→ Instructions to follow:
Quote the whole listing word for word. Do not include the pictures.

→ Task material:
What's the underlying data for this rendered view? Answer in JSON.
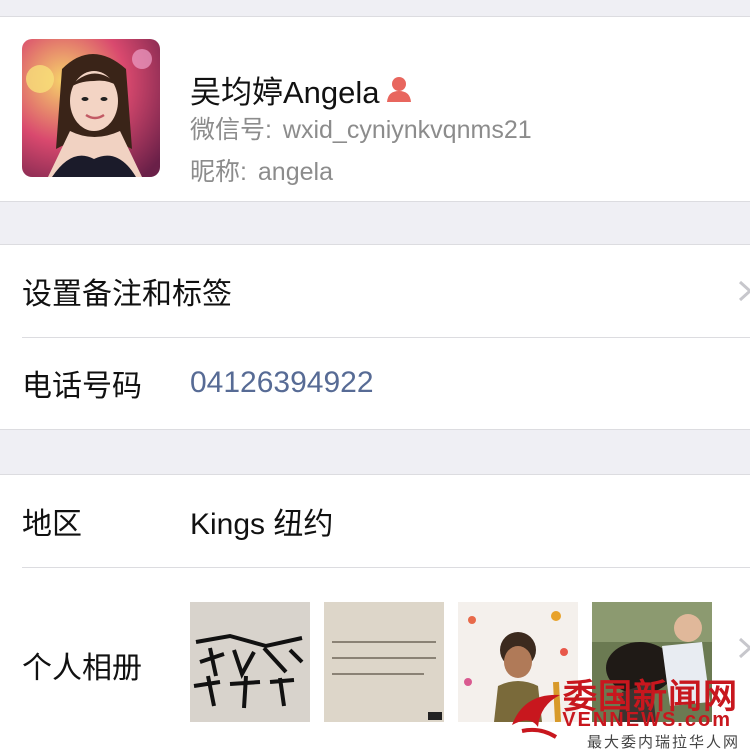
{
  "profile": {
    "name": "吴均婷Angela",
    "wechat_id_label": "微信号:",
    "wechat_id": "wxid_cyniynkvqnms21",
    "nickname_label": "昵称:",
    "nickname": "angela",
    "gender_icon": "female-icon",
    "gender_color": "#e8665e"
  },
  "section1": {
    "remark_label": "设置备注和标签",
    "phone_label": "电话号码",
    "phone_value": "04126394922"
  },
  "section2": {
    "region_label": "地区",
    "region_value": "Kings 纽约",
    "album_label": "个人相册"
  },
  "watermark": {
    "title": "委国新闻网",
    "site": "VENNEWS.com",
    "tagline": "最大委内瑞拉华人网"
  },
  "colors": {
    "link": "#576b95",
    "background": "#efeff4",
    "watermark": "#c8171e"
  }
}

→ Response below:
What's the underlying data for this rendered view? Answer in JSON.
{
  "profile": {
    "name": "吴均婷Angela",
    "wechat_id_label": "微信号:",
    "wechat_id": "wxid_cyniynkvqnms21",
    "nickname_label": "昵称:",
    "nickname": "angela",
    "gender_icon": "female-icon",
    "gender_color": "#e8665e"
  },
  "section1": {
    "remark_label": "设置备注和标签",
    "phone_label": "电话号码",
    "phone_value": "04126394922"
  },
  "section2": {
    "region_label": "地区",
    "region_value": "Kings 纽约",
    "album_label": "个人相册"
  },
  "watermark": {
    "title": "委国新闻网",
    "site": "VENNEWS.com",
    "tagline": "最大委内瑞拉华人网"
  },
  "colors": {
    "link": "#576b95",
    "background": "#efeff4",
    "watermark": "#c8171e"
  }
}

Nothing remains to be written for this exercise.